— Data excerpts —
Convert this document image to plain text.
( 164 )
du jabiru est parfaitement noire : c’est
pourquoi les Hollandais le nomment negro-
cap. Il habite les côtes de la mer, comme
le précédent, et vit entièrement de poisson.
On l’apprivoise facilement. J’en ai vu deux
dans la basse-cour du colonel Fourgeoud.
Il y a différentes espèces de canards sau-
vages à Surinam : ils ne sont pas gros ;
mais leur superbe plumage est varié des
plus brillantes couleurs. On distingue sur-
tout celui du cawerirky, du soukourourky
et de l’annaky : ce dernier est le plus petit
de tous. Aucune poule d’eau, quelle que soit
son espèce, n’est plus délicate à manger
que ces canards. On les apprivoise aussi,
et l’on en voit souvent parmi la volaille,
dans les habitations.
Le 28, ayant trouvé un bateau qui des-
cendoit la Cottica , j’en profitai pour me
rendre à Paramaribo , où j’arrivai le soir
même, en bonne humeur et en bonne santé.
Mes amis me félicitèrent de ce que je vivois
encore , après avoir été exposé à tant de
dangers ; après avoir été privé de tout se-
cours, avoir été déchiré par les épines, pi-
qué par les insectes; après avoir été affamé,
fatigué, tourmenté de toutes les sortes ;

— Task to complete —
Write out the entries above word for word.

— Exercise response —
Convert this document image to plain text.
( 164 )
du jabiru est parfaitement noire : c’est
pourquoi les Hollandais le nomment negro-
cap. Il habite les côtes de la mer, comme
le précédent, et vit entièrement de poisson.
On l’apprivoise facilement. J’en ai vu deux
dans la basse-cour du colonel Fourgeoud.
Il y a différentes espèces de canards sau-
vages à Surinam : ils ne sont pas gros ;
mais leur superbe plumage est varié des
plus brillantes couleurs. On distingue sur-
tout celui du cawerirky, du soukourourky
et de l’annaky : ce dernier est le plus petit
de tous. Aucune poule d’eau, quelle que soit
son espèce, n’est plus délicate à manger
que ces canards. On les apprivoise aussi,
et l’on en voit souvent parmi la volaille,
dans les habitations.
Le 28, ayant trouvé un bateau qui des-
cendoit la Cottica , j’en profitai pour me
rendre à Paramaribo , où j’arrivai le soir
même, en bonne humeur et en bonne santé.
Mes amis me félicitèrent de ce que je vivois
encore , après avoir été exposé à tant de
dangers ; après avoir été privé de tout se-
cours, avoir été déchiré par les épines, pi-
qué par les insectes; après avoir été affamé,
fatigué, tourmenté de toutes les sortes ;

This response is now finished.